▸ Data
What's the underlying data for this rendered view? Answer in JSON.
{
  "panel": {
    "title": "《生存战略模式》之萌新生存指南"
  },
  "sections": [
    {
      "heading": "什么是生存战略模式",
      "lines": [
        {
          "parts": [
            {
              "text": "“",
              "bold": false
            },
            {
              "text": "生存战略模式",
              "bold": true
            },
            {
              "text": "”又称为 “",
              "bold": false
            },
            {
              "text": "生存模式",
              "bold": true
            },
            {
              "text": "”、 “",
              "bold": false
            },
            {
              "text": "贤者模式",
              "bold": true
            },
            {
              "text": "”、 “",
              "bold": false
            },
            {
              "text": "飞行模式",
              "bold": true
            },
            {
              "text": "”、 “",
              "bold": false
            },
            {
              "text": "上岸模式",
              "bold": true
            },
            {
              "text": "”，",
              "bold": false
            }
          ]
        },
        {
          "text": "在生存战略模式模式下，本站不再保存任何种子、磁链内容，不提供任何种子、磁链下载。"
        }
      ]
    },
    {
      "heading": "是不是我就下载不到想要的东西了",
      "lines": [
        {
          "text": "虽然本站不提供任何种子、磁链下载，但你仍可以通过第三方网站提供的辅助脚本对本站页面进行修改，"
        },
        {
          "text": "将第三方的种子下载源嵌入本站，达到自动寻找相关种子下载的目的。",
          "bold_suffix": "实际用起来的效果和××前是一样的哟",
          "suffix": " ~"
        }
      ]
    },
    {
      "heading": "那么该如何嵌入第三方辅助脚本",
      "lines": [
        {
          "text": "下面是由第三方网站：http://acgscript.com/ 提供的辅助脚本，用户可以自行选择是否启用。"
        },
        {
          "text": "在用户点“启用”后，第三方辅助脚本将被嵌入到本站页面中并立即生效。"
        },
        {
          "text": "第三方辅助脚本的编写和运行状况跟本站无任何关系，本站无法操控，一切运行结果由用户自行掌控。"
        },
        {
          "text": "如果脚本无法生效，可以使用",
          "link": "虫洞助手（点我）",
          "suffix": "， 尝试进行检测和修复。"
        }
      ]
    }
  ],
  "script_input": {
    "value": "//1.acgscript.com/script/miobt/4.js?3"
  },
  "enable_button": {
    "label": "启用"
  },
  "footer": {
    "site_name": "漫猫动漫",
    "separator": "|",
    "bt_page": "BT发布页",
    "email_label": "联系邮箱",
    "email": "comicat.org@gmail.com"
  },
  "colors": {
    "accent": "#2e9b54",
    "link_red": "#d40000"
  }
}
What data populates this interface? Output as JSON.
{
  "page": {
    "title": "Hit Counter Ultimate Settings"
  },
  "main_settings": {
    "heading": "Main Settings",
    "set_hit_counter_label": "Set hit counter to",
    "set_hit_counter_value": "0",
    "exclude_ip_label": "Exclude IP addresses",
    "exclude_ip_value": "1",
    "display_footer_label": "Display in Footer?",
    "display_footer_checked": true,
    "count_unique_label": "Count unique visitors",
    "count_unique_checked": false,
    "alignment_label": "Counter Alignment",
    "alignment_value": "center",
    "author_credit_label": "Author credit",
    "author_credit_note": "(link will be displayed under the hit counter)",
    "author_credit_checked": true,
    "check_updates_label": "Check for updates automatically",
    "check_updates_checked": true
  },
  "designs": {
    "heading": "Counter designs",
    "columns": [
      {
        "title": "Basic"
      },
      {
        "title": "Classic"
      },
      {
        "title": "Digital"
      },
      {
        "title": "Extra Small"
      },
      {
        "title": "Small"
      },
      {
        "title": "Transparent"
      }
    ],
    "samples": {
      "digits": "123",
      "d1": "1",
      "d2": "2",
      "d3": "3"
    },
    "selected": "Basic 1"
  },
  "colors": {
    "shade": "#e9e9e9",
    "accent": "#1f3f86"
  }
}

▸ Short problem
Without changing a word, restate the whole listing.

▸ Answer below
What's the underlying data for this rendered view? Answer in JSON.
{
  "panel": {
    "title": "《生存战略模式》之萌新生存指南"
  },
  "sections": [
    {
      "heading": "什么是生存战略模式",
      "lines": [
        {
          "parts": [
            {
              "text": "“",
              "bold": false
            },
            {
              "text": "生存战略模式",
              "bold": true
            },
            {
              "text": "”又称为 “",
              "bold": false
            },
            {
              "text": "生存模式",
              "bold": true
            },
            {
              "text": "”、 “",
              "bold": false
            },
            {
              "text": "贤者模式",
              "bold": true
            },
            {
              "text": "”、 “",
              "bold": false
            },
            {
              "text": "飞行模式",
              "bold": true
            },
            {
              "text": "”、 “",
              "bold": false
            },
            {
              "text": "上岸模式",
              "bold": true
            },
            {
              "text": "”，",
              "bold": false
            }
          ]
        },
        {
          "text": "在生存战略模式模式下，本站不再保存任何种子、磁链内容，不提供任何种子、磁链下载。"
        }
      ]
    },
    {
      "heading": "是不是我就下载不到想要的东西了",
      "lines": [
        {
          "text": "虽然本站不提供任何种子、磁链下载，但你仍可以通过第三方网站提供的辅助脚本对本站页面进行修改，"
        },
        {
          "text": "将第三方的种子下载源嵌入本站，达到自动寻找相关种子下载的目的。",
          "bold_suffix": "实际用起来的效果和××前是一样的哟",
          "suffix": " ~"
        }
      ]
    },
    {
      "heading": "那么该如何嵌入第三方辅助脚本",
      "lines": [
        {
          "text": "下面是由第三方网站：http://acgscript.com/ 提供的辅助脚本，用户可以自行选择是否启用。"
        },
        {
          "text": "在用户点“启用”后，第三方辅助脚本将被嵌入到本站页面中并立即生效。"
        },
        {
          "text": "第三方辅助脚本的编写和运行状况跟本站无任何关系，本站无法操控，一切运行结果由用户自行掌控。"
        },
        {
          "text": "如果脚本无法生效，可以使用",
          "link": "虫洞助手（点我）",
          "suffix": "， 尝试进行检测和修复。"
        }
      ]
    }
  ],
  "script_input": {
    "value": "//1.acgscript.com/script/miobt/4.js?3"
  },
  "enable_button": {
    "label": "启用"
  },
  "footer": {
    "site_name": "漫猫动漫",
    "separator": "|",
    "bt_page": "BT发布页",
    "email_label": "联系邮箱",
    "email": "comicat.org@gmail.com"
  },
  "colors": {
    "accent": "#2e9b54",
    "link_red": "#d40000"
  }
}
What data populates this interface? Output as JSON.
{
  "page": {
    "title": "Hit Counter Ultimate Settings"
  },
  "main_settings": {
    "heading": "Main Settings",
    "set_hit_counter_label": "Set hit counter to",
    "set_hit_counter_value": "0",
    "exclude_ip_label": "Exclude IP addresses",
    "exclude_ip_value": "1",
    "display_footer_label": "Display in Footer?",
    "display_footer_checked": true,
    "count_unique_label": "Count unique visitors",
    "count_unique_checked": false,
    "alignment_label": "Counter Alignment",
    "alignment_value": "center",
    "author_credit_label": "Author credit",
    "author_credit_note": "(link will be displayed under the hit counter)",
    "author_credit_checked": true,
    "check_updates_label": "Check for updates automatically",
    "check_updates_checked": true
  },
  "designs": {
    "heading": "Counter designs",
    "columns": [
      {
        "title": "Basic"
      },
      {
        "title": "Classic"
      },
      {
        "title": "Digital"
      },
      {
        "title": "Extra Small"
      },
      {
        "title": "Small"
      },
      {
        "title": "Transparent"
      }
    ],
    "samples": {
      "digits": "123",
      "d1": "1",
      "d2": "2",
      "d3": "3"
    },
    "selected": "Basic 1"
  },
  "colors": {
    "shade": "#e9e9e9",
    "accent": "#1f3f86"
  }
}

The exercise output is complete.